What you have to do |
Write out the records again, exactly, leaving none out.

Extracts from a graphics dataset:
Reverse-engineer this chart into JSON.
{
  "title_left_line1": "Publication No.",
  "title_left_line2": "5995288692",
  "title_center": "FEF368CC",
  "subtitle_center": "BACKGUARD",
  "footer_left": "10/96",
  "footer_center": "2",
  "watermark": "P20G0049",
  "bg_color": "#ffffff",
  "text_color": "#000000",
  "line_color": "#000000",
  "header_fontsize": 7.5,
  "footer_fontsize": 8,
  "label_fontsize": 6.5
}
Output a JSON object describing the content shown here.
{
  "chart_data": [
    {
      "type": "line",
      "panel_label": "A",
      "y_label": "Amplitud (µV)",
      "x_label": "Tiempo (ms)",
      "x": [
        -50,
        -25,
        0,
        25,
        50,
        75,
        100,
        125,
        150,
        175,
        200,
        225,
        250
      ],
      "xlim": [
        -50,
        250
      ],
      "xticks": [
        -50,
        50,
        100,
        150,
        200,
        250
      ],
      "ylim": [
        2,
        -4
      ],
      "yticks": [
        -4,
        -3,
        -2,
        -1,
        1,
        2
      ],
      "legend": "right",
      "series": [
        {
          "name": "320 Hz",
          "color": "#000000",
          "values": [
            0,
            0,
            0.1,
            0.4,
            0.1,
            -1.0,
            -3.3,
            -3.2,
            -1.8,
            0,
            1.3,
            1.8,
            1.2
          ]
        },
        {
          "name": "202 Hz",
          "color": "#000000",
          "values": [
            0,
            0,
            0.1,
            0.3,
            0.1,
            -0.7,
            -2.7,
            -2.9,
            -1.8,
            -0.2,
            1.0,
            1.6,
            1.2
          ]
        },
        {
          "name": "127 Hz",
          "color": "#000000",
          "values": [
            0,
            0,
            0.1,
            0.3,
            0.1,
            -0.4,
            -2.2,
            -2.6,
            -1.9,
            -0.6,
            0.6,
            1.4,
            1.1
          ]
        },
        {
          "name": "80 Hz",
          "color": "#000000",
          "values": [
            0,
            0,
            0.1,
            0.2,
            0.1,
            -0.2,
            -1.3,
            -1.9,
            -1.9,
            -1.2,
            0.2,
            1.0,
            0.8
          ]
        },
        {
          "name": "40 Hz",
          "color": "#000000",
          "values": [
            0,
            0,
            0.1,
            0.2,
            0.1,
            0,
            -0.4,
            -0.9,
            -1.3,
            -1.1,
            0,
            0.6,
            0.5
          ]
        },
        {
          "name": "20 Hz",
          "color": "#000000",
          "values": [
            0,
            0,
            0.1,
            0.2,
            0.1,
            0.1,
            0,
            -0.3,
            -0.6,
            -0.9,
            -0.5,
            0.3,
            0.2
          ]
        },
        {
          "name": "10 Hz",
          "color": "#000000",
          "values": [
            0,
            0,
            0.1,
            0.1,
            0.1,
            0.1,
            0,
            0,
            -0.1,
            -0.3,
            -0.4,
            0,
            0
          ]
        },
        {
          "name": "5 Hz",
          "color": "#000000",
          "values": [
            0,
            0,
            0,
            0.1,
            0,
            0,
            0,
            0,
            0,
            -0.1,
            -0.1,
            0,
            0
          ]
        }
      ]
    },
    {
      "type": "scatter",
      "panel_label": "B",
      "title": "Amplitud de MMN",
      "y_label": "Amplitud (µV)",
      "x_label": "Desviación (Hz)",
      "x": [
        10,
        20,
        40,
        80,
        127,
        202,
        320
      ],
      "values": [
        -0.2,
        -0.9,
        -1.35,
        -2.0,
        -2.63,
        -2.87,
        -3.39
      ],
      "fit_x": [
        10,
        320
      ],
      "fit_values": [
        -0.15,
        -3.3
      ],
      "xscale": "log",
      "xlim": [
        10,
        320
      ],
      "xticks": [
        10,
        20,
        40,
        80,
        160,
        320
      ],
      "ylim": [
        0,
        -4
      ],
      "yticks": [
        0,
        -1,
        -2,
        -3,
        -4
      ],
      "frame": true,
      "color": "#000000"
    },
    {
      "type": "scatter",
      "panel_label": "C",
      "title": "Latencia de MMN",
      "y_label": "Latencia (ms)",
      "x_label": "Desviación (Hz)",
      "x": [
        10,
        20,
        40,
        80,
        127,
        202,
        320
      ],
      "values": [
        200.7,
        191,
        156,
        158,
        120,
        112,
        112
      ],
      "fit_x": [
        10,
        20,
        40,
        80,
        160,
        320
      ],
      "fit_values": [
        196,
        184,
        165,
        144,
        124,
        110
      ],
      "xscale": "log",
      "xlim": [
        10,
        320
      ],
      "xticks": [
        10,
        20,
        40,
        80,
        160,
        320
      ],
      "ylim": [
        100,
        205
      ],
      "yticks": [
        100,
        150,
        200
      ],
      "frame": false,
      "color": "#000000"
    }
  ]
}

Exercise output |
Reverse-engineer this chart into JSON.
{
  "title_left_line1": "Publication No.",
  "title_left_line2": "5995288692",
  "title_center": "FEF368CC",
  "subtitle_center": "BACKGUARD",
  "footer_left": "10/96",
  "footer_center": "2",
  "watermark": "P20G0049",
  "bg_color": "#ffffff",
  "text_color": "#000000",
  "line_color": "#000000",
  "header_fontsize": 7.5,
  "footer_fontsize": 8,
  "label_fontsize": 6.5
}
Output a JSON object describing the content shown here.
{
  "chart_data": [
    {
      "type": "line",
      "panel_label": "A",
      "y_label": "Amplitud (µV)",
      "x_label": "Tiempo (ms)",
      "x": [
        -50,
        -25,
        0,
        25,
        50,
        75,
        100,
        125,
        150,
        175,
        200,
        225,
        250
      ],
      "xlim": [
        -50,
        250
      ],
      "xticks": [
        -50,
        50,
        100,
        150,
        200,
        250
      ],
      "ylim": [
        2,
        -4
      ],
      "yticks": [
        -4,
        -3,
        -2,
        -1,
        1,
        2
      ],
      "legend": "right",
      "series": [
        {
          "name": "320 Hz",
          "color": "#000000",
          "values": [
            0,
            0,
            0.1,
            0.4,
            0.1,
            -1.0,
            -3.3,
            -3.2,
            -1.8,
            0,
            1.3,
            1.8,
            1.2
          ]
        },
        {
          "name": "202 Hz",
          "color": "#000000",
          "values": [
            0,
            0,
            0.1,
            0.3,
            0.1,
            -0.7,
            -2.7,
            -2.9,
            -1.8,
            -0.2,
            1.0,
            1.6,
            1.2
          ]
        },
        {
          "name": "127 Hz",
          "color": "#000000",
          "values": [
            0,
            0,
            0.1,
            0.3,
            0.1,
            -0.4,
            -2.2,
            -2.6,
            -1.9,
            -0.6,
            0.6,
            1.4,
            1.1
          ]
        },
        {
          "name": "80 Hz",
          "color": "#000000",
          "values": [
            0,
            0,
            0.1,
            0.2,
            0.1,
            -0.2,
            -1.3,
            -1.9,
            -1.9,
            -1.2,
            0.2,
            1.0,
            0.8
          ]
        },
        {
          "name": "40 Hz",
          "color": "#000000",
          "values": [
            0,
            0,
            0.1,
            0.2,
            0.1,
            0,
            -0.4,
            -0.9,
            -1.3,
            -1.1,
            0,
            0.6,
            0.5
          ]
        },
        {
          "name": "20 Hz",
          "color": "#000000",
          "values": [
            0,
            0,
            0.1,
            0.2,
            0.1,
            0.1,
            0,
            -0.3,
            -0.6,
            -0.9,
            -0.5,
            0.3,
            0.2
          ]
        },
        {
          "name": "10 Hz",
          "color": "#000000",
          "values": [
            0,
            0,
            0.1,
            0.1,
            0.1,
            0.1,
            0,
            0,
            -0.1,
            -0.3,
            -0.4,
            0,
            0
          ]
        },
        {
          "name": "5 Hz",
          "color": "#000000",
          "values": [
            0,
            0,
            0,
            0.1,
            0,
            0,
            0,
            0,
            0,
            -0.1,
            -0.1,
            0,
            0
          ]
        }
      ]
    },
    {
      "type": "scatter",
      "panel_label": "B",
      "title": "Amplitud de MMN",
      "y_label": "Amplitud (µV)",
      "x_label": "Desviación (Hz)",
      "x": [
        10,
        20,
        40,
        80,
        127,
        202,
        320
      ],
      "values": [
        -0.2,
        -0.9,
        -1.35,
        -2.0,
        -2.63,
        -2.87,
        -3.39
      ],
      "fit_x": [
        10,
        320
      ],
      "fit_values": [
        -0.15,
        -3.3
      ],
      "xscale": "log",
      "xlim": [
        10,
        320
      ],
      "xticks": [
        10,
        20,
        40,
        80,
        160,
        320
      ],
      "ylim": [
        0,
        -4
      ],
      "yticks": [
        0,
        -1,
        -2,
        -3,
        -4
      ],
      "frame": true,
      "color": "#000000"
    },
    {
      "type": "scatter",
      "panel_label": "C",
      "title": "Latencia de MMN",
      "y_label": "Latencia (ms)",
      "x_label": "Desviación (Hz)",
      "x": [
        10,
        20,
        40,
        80,
        127,
        202,
        320
      ],
      "values": [
        200.7,
        191,
        156,
        158,
        120,
        112,
        112
      ],
      "fit_x": [
        10,
        20,
        40,
        80,
        160,
        320
      ],
      "fit_values": [
        196,
        184,
        165,
        144,
        124,
        110
      ],
      "xscale": "log",
      "xlim": [
        10,
        320
      ],
      "xticks": [
        10,
        20,
        40,
        80,
        160,
        320
      ],
      "ylim": [
        100,
        205
      ],
      "yticks": [
        100,
        150,
        200
      ],
      "frame": false,
      "color": "#000000"
    }
  ]
}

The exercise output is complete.